DATA ENTRIES:
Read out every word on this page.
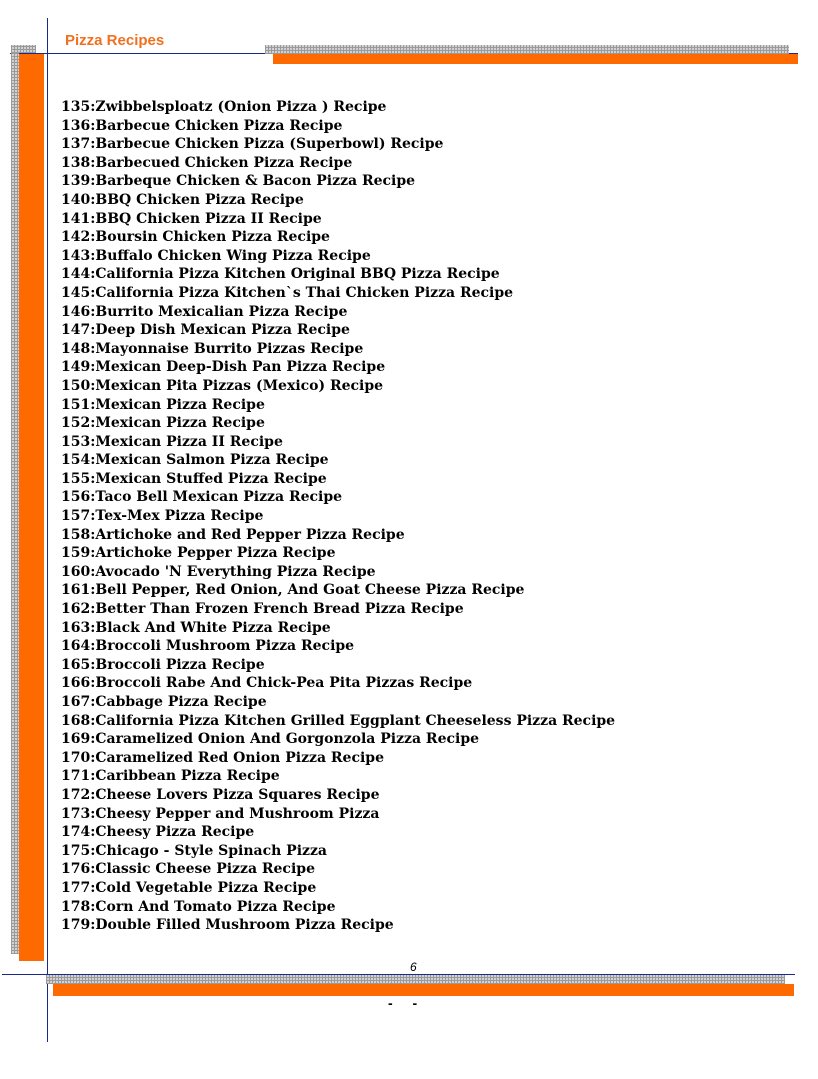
Pizza Recipes
135:Zwibbelsploatz (Onion Pizza ) Recipe
136:Barbecue Chicken Pizza Recipe
137:Barbecue Chicken Pizza (Superbowl) Recipe
138:Barbecued Chicken Pizza Recipe
139:Barbeque Chicken & Bacon Pizza Recipe
140:BBQ Chicken Pizza Recipe
141:BBQ Chicken Pizza II Recipe
142:Boursin Chicken Pizza Recipe
143:Buffalo Chicken Wing Pizza Recipe
144:California Pizza Kitchen Original BBQ Pizza Recipe
145:California Pizza Kitchen`s Thai Chicken Pizza Recipe
146:Burrito Mexicalian Pizza Recipe
147:Deep Dish Mexican Pizza Recipe
148:Mayonnaise Burrito Pizzas Recipe
149:Mexican Deep-Dish Pan Pizza Recipe
150:Mexican Pita Pizzas (Mexico) Recipe
151:Mexican Pizza Recipe
152:Mexican Pizza Recipe
153:Mexican Pizza II Recipe
154:Mexican Salmon Pizza Recipe
155:Mexican Stuffed Pizza Recipe
156:Taco Bell Mexican Pizza Recipe
157:Tex-Mex Pizza Recipe
158:Artichoke and Red Pepper Pizza Recipe
159:Artichoke Pepper Pizza Recipe
160:Avocado 'N Everything Pizza Recipe
161:Bell Pepper, Red Onion, And Goat Cheese Pizza Recipe
162:Better Than Frozen French Bread Pizza Recipe
163:Black And White Pizza Recipe
164:Broccoli Mushroom Pizza Recipe
165:Broccoli Pizza Recipe
166:Broccoli Rabe And Chick-Pea Pita Pizzas Recipe
167:Cabbage Pizza Recipe
168:California Pizza Kitchen Grilled Eggplant Cheeseless Pizza Recipe
169:Caramelized Onion And Gorgonzola Pizza Recipe
170:Caramelized Red Onion Pizza Recipe
171:Caribbean Pizza Recipe
172:Cheese Lovers Pizza Squares Recipe
173:Cheesy Pepper and Mushroom Pizza
174:Cheesy Pizza Recipe
175:Chicago - Style Spinach Pizza
176:Classic Cheese Pizza Recipe
177:Cold Vegetable Pizza Recipe
178:Corn And Tomato Pizza Recipe
179:Double Filled Mushroom Pizza Recipe
6
- -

EXERCISE DIRECTIONS: Transcribe the material exactly, and leave out whatever pictures it holds.

RESPONSE TO THE TASK:
Read out every word on this page.
Pizza Recipes
135:Zwibbelsploatz (Onion Pizza ) Recipe
136:Barbecue Chicken Pizza Recipe
137:Barbecue Chicken Pizza (Superbowl) Recipe
138:Barbecued Chicken Pizza Recipe
139:Barbeque Chicken & Bacon Pizza Recipe
140:BBQ Chicken Pizza Recipe
141:BBQ Chicken Pizza II Recipe
142:Boursin Chicken Pizza Recipe
143:Buffalo Chicken Wing Pizza Recipe
144:California Pizza Kitchen Original BBQ Pizza Recipe
145:California Pizza Kitchen`s Thai Chicken Pizza Recipe
146:Burrito Mexicalian Pizza Recipe
147:Deep Dish Mexican Pizza Recipe
148:Mayonnaise Burrito Pizzas Recipe
149:Mexican Deep-Dish Pan Pizza Recipe
150:Mexican Pita Pizzas (Mexico) Recipe
151:Mexican Pizza Recipe
152:Mexican Pizza Recipe
153:Mexican Pizza II Recipe
154:Mexican Salmon Pizza Recipe
155:Mexican Stuffed Pizza Recipe
156:Taco Bell Mexican Pizza Recipe
157:Tex-Mex Pizza Recipe
158:Artichoke and Red Pepper Pizza Recipe
159:Artichoke Pepper Pizza Recipe
160:Avocado 'N Everything Pizza Recipe
161:Bell Pepper, Red Onion, And Goat Cheese Pizza Recipe
162:Better Than Frozen French Bread Pizza Recipe
163:Black And White Pizza Recipe
164:Broccoli Mushroom Pizza Recipe
165:Broccoli Pizza Recipe
166:Broccoli Rabe And Chick-Pea Pita Pizzas Recipe
167:Cabbage Pizza Recipe
168:California Pizza Kitchen Grilled Eggplant Cheeseless Pizza Recipe
169:Caramelized Onion And Gorgonzola Pizza Recipe
170:Caramelized Red Onion Pizza Recipe
171:Caribbean Pizza Recipe
172:Cheese Lovers Pizza Squares Recipe
173:Cheesy Pepper and Mushroom Pizza
174:Cheesy Pizza Recipe
175:Chicago - Style Spinach Pizza
176:Classic Cheese Pizza Recipe
177:Cold Vegetable Pizza Recipe
178:Corn And Tomato Pizza Recipe
179:Double Filled Mushroom Pizza Recipe
6
- -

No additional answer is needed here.